### Direction
For this task, extract exactly the lines of the data below, from the line containing "Type out the text in this image." through the last one, with pictures left out.

### Input material
□ □ □ □ □ □ □
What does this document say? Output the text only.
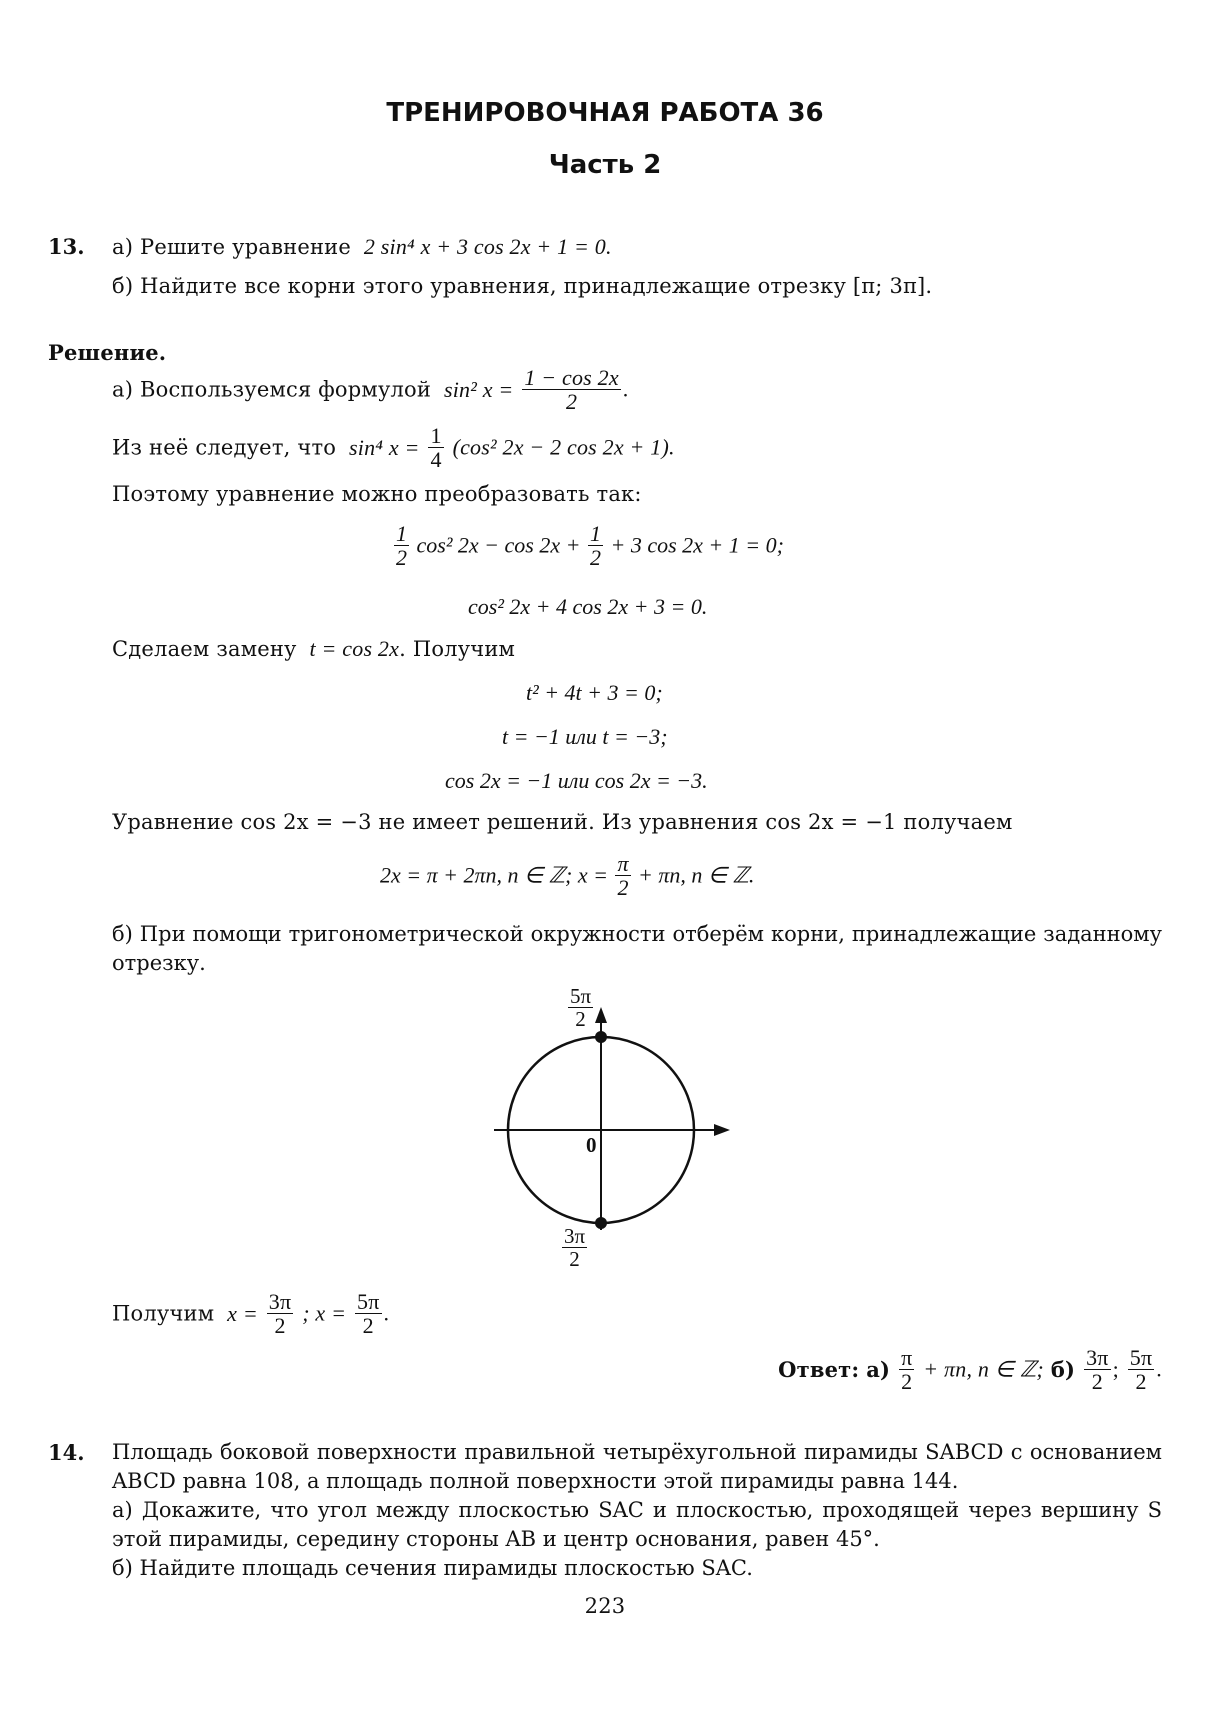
ТРЕНИРОВОЧНАЯ РАБОТА 36
Часть 2
13. а) Решите уравнение 2 sin⁴ x + 3 cos 2x + 1 = 0.
б) Найдите все корни этого уравнения, принадлежащие отрезку [π; 3π].
Решение.
а) Воспользуемся формулой sin² $x = \frac{1 - \cos 2x}{2}$ .
Из неё следует, что sin⁴ $x = \frac{1}{4} (\cos^2$ 2x − 2 cos 2x + 1).
Поэтому уравнение можно преобразовать так:
$\frac{1}{2} \cos^2$ $2x - \cos 2x + \frac{1}{2} + 3$ cos 2x + 1 = 0;
cos² 2x + 4 cos 2x + 3 = 0.
Сделаем замену t = cos 2x. Получим
t² + 4t + 3 = 0;
t = −1 или t = −3;
cos 2x = −1 или cos 2x = −3.
Уравнение cos 2x = −3 не имеет решений. Из уравнения cos 2x = −1 получаем
2x = π + 2πn, n ∈ ℤ; $x = \frac{\pi}{2} + \pi n$, n ∈ ℤ.
б) При помощи тригонометрической окружности отберём корни, принадлежащие заданному отрезку.
$\frac{5\pi}{2}$
0
$\frac{3\pi}{2}$
Получим $x = \frac{3\pi}{2}$ ; $x = \frac{5\pi}{2}$ .
Ответ: $а) \frac{\pi}{2} + \pi n$, n ∈ ℤ; $б) \frac{3\pi}{2}$ ; $\frac{5\pi}{2}$ .
14. Площадь боковой поверхности правильной четырёхугольной пирамиды SABCD с основанием ABCD равна 108, а площадь полной поверхности этой пирамиды равна 144.
а) Докажите, что угол между плоскостью SAC и плоскостью, проходящей через вершину S этой пирамиды, середину стороны AB и центр основания, равен 45°.
б) Найдите площадь сечения пирамиды плоскостью SAC.
223
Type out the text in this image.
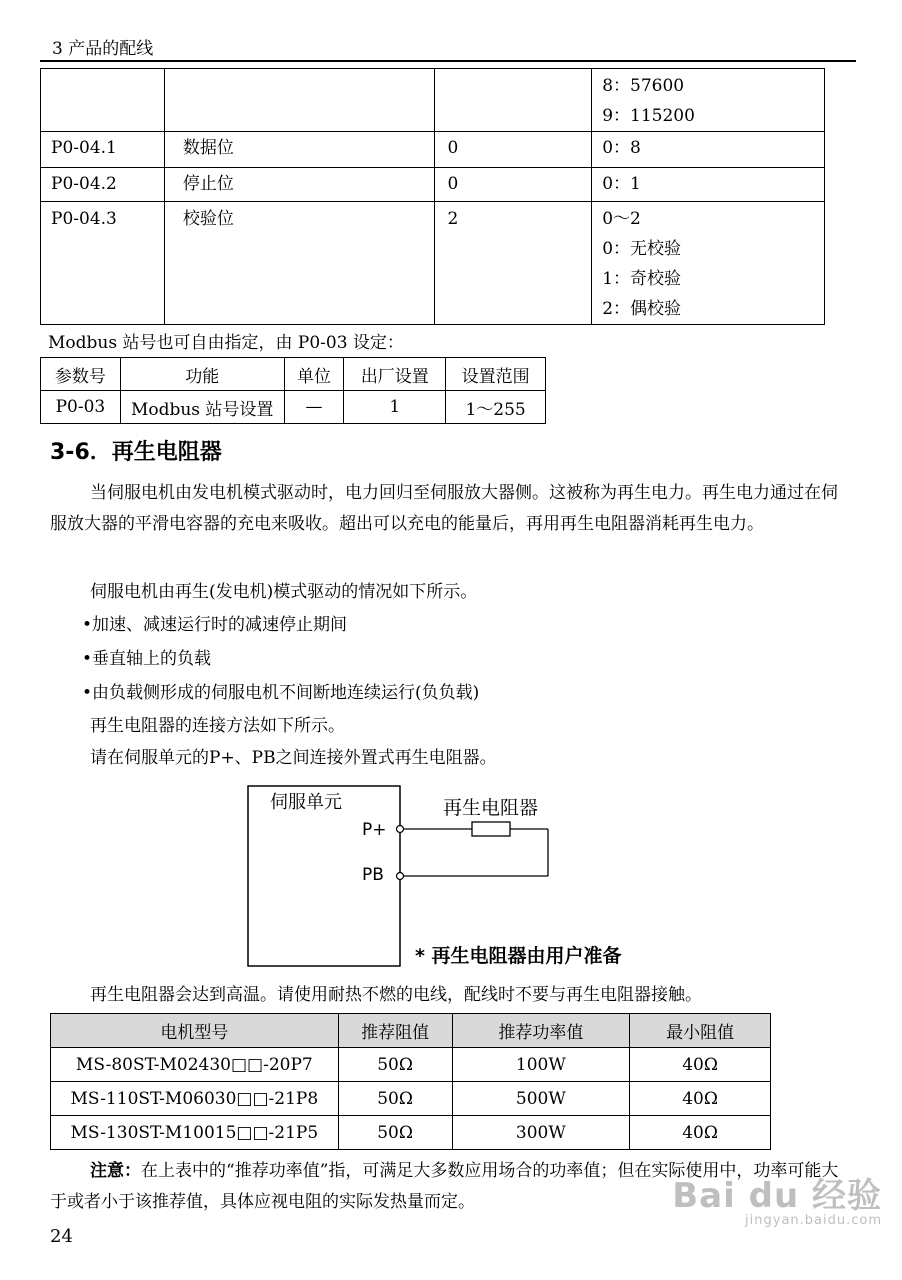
3 产品的配线

			8：57600
9：115200

P0-04.1	数据位	0	0：8

P0-04.2	停止位	0	0：1

P0-04.3	校验位	2	0～2
0：无校验
1：奇校验
2：偶校验
Modbus 站号也可自由指定，由 P0-03 设定：
参数号	功能	单位	出厂设置	设置范围
P0-03	Modbus 站号设置	—	1	1～255
3-6．再生电阻器
当伺服电机由发电机模式驱动时，电力回归至伺服放大器侧。这被称为再生电力。再生电力通过在伺服放大器的平滑电容器的充电来吸收。超出可以充电的能量后，再用再生电阻器消耗再生电力。
伺服电机由再生(发电机)模式驱动的情况如下所示。
•加速、减速运行时的减速停止期间
•垂直轴上的负载
•由负载侧形成的伺服电机不间断地连续运行(负负载)
再生电阻器的连接方法如下所示。
请在伺服单元的P+、PB之间连接外置式再生电阻器。
伺服单元
P+
PB
再生电阻器
* 再生电阻器由用户准备
再生电阻器会达到高温。请使用耐热不燃的电线，配线时不要与再生电阻器接触。
电机型号	推荐阻值	推荐功率值	最小阻值
MS-80ST-M02430□□-20P7	50Ω	100W	40Ω
MS-110ST-M06030□□-21P8	50Ω	500W	40Ω
MS-130ST-M10015□□-21P5	50Ω	300W	40Ω
注意：在上表中的“推荐功率值”指，可满足大多数应用场合的功率值；但在实际使用中，功率可能大于或者小于该推荐值，具体应视电阻的实际发热量而定。
24
Bai du 经验
jingyan.baidu.com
□ □ □ □ □ □ □
### The solution
Type out the text in this image.
3 产品的配线

			8：57600
9：115200

P0-04.1	数据位	0	0：8

P0-04.2	停止位	0	0：1

P0-04.3	校验位	2	0～2
0：无校验
1：奇校验
2：偶校验
Modbus 站号也可自由指定，由 P0-03 设定：
参数号	功能	单位	出厂设置	设置范围
P0-03	Modbus 站号设置	—	1	1～255
3-6．再生电阻器
当伺服电机由发电机模式驱动时，电力回归至伺服放大器侧。这被称为再生电力。再生电力通过在伺服放大器的平滑电容器的充电来吸收。超出可以充电的能量后，再用再生电阻器消耗再生电力。
伺服电机由再生(发电机)模式驱动的情况如下所示。
•加速、减速运行时的减速停止期间
•垂直轴上的负载
•由负载侧形成的伺服电机不间断地连续运行(负负载)
再生电阻器的连接方法如下所示。
请在伺服单元的P+、PB之间连接外置式再生电阻器。
伺服单元
P+
PB
再生电阻器
* 再生电阻器由用户准备
再生电阻器会达到高温。请使用耐热不燃的电线，配线时不要与再生电阻器接触。
电机型号	推荐阻值	推荐功率值	最小阻值
MS-80ST-M02430□□-20P7	50Ω	100W	40Ω
MS-110ST-M06030□□-21P8	50Ω	500W	40Ω
MS-130ST-M10015□□-21P5	50Ω	300W	40Ω
注意：在上表中的“推荐功率值”指，可满足大多数应用场合的功率值；但在实际使用中，功率可能大于或者小于该推荐值，具体应视电阻的实际发热量而定。
24
Bai du 经验
jingyan.baidu.com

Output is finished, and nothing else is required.